Copy out each line that mentions the word "classeriez".

* * * * *

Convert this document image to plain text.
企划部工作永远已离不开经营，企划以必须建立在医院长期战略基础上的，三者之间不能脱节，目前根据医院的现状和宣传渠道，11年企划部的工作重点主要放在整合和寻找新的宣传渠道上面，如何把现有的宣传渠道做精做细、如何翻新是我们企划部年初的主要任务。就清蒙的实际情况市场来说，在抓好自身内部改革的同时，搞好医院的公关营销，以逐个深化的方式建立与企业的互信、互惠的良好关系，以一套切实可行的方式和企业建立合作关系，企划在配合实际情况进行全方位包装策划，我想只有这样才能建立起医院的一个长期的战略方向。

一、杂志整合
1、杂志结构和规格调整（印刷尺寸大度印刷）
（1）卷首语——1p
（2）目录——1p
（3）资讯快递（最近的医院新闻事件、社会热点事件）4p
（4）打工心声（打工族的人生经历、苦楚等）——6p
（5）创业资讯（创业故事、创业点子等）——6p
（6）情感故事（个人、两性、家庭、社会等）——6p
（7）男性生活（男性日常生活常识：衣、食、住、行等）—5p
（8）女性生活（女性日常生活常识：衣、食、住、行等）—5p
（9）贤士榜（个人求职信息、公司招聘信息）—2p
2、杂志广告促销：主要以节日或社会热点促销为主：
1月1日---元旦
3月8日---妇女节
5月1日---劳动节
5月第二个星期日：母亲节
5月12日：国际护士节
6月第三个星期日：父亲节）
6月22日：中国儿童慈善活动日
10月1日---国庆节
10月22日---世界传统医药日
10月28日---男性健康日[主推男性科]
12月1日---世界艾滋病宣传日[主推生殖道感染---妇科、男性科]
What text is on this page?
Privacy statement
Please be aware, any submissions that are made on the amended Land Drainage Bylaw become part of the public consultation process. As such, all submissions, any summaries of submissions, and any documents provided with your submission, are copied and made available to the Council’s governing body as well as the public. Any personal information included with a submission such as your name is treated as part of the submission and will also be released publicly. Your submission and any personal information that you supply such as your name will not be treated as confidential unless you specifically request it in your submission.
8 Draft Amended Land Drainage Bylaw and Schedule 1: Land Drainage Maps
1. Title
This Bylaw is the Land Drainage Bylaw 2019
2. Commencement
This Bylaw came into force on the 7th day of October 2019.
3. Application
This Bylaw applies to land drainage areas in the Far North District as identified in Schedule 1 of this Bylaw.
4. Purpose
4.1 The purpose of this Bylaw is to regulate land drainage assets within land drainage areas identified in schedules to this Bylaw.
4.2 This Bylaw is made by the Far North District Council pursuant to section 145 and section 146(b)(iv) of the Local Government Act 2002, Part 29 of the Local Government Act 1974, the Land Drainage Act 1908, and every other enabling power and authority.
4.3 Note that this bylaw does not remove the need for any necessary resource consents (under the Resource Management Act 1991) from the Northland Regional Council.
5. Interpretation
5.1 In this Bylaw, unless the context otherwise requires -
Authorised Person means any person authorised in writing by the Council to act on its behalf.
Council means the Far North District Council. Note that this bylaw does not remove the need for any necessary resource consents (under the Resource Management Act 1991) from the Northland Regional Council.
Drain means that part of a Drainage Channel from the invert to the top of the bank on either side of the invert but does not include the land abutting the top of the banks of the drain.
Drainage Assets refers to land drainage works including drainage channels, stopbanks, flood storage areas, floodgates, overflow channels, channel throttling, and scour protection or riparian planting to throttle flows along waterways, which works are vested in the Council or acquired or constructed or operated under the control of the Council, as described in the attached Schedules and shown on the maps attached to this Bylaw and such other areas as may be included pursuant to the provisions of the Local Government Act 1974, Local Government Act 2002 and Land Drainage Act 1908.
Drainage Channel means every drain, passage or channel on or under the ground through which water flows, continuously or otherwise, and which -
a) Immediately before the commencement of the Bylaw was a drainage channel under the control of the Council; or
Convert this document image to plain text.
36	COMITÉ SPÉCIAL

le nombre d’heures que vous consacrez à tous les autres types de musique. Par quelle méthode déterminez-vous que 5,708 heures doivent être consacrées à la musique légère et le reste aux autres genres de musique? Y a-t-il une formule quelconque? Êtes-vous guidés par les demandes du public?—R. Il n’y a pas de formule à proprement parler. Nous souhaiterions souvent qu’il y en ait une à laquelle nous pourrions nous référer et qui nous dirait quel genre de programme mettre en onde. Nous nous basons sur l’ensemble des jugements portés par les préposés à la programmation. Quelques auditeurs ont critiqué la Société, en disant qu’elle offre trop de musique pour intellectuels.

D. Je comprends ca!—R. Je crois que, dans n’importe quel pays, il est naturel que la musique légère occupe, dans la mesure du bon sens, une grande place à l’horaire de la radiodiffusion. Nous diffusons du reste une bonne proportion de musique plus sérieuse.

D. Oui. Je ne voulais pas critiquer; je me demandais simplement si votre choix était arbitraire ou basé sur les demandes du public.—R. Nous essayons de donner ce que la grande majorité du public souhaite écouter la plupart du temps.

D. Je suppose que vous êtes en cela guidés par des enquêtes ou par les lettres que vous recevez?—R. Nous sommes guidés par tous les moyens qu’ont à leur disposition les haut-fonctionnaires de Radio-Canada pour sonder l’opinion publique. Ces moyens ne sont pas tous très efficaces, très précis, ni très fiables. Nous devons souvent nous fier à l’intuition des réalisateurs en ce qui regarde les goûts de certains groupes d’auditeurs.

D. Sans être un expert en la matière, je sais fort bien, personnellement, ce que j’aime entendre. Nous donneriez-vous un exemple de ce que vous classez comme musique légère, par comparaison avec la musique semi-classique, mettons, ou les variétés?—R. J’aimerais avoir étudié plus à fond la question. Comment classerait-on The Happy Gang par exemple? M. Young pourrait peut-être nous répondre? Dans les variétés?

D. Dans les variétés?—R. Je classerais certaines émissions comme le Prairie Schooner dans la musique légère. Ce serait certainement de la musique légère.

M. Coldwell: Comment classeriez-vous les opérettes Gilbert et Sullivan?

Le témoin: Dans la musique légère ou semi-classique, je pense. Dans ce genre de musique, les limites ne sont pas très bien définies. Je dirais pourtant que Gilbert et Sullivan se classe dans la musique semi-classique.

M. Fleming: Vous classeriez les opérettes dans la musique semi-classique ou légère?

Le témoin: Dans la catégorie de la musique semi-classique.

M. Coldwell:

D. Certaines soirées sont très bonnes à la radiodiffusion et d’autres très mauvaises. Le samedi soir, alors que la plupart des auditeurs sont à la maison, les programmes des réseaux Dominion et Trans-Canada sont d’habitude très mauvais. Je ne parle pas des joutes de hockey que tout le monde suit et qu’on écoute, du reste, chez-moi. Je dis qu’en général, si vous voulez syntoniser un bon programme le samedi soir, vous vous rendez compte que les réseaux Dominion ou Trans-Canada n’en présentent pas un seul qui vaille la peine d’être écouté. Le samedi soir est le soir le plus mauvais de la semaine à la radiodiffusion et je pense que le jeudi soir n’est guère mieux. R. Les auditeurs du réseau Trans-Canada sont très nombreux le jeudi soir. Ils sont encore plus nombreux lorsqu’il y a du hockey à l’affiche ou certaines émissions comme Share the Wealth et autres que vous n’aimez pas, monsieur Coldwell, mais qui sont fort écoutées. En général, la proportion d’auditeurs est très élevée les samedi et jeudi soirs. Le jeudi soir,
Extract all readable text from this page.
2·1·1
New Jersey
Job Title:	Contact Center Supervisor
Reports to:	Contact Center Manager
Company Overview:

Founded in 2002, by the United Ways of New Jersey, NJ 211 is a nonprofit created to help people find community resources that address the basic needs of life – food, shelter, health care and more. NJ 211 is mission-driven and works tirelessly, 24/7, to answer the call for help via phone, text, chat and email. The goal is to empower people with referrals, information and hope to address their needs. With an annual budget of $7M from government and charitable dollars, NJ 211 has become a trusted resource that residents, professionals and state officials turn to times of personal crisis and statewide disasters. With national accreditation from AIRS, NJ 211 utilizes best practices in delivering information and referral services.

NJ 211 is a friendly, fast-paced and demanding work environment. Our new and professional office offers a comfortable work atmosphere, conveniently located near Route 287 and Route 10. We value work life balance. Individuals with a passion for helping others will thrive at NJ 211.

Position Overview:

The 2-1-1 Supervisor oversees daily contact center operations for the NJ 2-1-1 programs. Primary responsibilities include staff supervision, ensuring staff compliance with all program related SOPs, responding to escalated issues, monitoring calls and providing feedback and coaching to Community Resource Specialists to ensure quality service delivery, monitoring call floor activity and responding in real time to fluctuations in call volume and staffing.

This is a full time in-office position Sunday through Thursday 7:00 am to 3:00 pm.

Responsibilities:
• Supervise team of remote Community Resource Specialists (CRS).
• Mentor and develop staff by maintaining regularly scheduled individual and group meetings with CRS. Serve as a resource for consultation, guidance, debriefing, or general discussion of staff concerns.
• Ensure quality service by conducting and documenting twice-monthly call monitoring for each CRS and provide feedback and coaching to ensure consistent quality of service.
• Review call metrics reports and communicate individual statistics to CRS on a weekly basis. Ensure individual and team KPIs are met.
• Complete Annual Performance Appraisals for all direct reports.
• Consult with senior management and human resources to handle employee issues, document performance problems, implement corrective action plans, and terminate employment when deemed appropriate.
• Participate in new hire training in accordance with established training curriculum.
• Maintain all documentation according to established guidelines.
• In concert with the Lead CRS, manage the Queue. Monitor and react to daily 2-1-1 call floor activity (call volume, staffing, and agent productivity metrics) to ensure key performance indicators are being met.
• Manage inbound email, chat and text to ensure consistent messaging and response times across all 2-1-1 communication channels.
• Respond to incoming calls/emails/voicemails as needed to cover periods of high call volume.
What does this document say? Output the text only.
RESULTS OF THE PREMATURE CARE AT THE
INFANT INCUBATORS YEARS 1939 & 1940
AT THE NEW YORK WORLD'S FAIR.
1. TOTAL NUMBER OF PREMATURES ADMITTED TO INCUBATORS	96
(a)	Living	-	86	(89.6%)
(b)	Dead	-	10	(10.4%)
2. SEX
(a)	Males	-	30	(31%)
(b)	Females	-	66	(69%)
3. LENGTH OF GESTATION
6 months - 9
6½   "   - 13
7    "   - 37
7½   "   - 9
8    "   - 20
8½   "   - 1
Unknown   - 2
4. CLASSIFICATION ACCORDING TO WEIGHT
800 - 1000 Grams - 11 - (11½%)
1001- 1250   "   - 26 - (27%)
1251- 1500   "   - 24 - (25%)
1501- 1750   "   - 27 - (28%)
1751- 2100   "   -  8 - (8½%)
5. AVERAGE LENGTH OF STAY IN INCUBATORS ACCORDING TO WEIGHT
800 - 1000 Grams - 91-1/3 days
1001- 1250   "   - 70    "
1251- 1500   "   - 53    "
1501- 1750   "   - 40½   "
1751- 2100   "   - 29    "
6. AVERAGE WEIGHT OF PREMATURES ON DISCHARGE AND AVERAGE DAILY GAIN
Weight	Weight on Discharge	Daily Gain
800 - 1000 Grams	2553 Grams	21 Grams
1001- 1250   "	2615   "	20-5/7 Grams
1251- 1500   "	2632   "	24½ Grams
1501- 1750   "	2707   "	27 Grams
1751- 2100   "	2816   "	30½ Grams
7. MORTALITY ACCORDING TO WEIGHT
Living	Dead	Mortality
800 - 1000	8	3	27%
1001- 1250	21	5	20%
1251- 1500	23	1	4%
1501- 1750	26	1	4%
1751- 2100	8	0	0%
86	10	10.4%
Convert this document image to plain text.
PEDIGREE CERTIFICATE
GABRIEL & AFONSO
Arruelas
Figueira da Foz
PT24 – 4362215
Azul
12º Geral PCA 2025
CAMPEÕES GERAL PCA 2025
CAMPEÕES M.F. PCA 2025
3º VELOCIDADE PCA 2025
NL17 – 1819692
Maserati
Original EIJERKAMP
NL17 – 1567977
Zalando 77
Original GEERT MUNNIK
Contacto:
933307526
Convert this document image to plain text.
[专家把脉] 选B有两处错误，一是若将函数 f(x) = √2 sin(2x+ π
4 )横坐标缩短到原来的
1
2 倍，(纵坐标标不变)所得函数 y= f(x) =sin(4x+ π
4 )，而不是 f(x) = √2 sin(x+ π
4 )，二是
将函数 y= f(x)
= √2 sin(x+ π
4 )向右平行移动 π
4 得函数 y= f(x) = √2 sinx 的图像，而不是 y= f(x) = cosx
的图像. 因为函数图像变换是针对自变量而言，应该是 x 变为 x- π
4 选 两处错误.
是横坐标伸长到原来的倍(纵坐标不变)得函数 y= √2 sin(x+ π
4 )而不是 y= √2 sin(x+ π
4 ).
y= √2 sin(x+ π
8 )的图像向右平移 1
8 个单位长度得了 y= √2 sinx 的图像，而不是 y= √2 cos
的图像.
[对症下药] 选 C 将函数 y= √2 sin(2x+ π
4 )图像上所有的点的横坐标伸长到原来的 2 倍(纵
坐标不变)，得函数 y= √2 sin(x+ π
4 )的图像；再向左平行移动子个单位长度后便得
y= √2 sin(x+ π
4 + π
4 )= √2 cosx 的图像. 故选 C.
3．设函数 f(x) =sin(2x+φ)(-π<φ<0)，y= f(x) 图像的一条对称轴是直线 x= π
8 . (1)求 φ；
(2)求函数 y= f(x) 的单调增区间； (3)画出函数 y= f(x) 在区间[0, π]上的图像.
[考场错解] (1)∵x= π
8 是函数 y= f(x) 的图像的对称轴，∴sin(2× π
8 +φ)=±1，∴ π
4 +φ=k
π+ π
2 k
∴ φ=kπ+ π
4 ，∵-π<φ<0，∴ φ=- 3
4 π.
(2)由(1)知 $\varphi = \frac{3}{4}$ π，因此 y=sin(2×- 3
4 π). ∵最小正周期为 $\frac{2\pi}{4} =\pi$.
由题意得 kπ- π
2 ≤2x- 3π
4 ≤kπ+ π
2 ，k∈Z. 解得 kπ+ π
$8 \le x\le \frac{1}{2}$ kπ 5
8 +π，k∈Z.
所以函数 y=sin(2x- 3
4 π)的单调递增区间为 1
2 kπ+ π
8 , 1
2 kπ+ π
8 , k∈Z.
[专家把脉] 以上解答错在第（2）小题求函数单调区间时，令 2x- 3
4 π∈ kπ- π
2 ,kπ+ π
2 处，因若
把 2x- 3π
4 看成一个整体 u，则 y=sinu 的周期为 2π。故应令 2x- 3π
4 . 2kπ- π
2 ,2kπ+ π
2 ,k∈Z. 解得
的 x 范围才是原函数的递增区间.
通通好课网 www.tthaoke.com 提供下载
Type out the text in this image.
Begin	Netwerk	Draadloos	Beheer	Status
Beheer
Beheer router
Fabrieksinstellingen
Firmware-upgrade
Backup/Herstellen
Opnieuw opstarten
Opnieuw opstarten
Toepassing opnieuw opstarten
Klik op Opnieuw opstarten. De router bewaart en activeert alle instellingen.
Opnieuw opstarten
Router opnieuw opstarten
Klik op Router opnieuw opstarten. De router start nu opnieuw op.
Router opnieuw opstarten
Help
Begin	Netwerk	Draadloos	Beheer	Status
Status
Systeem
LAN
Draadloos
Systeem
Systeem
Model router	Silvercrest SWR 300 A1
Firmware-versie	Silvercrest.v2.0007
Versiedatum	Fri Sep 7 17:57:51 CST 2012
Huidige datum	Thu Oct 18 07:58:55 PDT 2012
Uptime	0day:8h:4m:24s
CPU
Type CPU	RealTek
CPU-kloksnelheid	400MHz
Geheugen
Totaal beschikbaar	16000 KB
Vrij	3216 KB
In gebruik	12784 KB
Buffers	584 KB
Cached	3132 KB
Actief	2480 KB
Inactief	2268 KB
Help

* * * * *

Result of the exercise:
M. Coldwell: Comment classeriez-vous les opérettes Gilbert et Sullivan?
M. Fleming: Vous classeriez les opérettes dans la musique semi-classique ou légère?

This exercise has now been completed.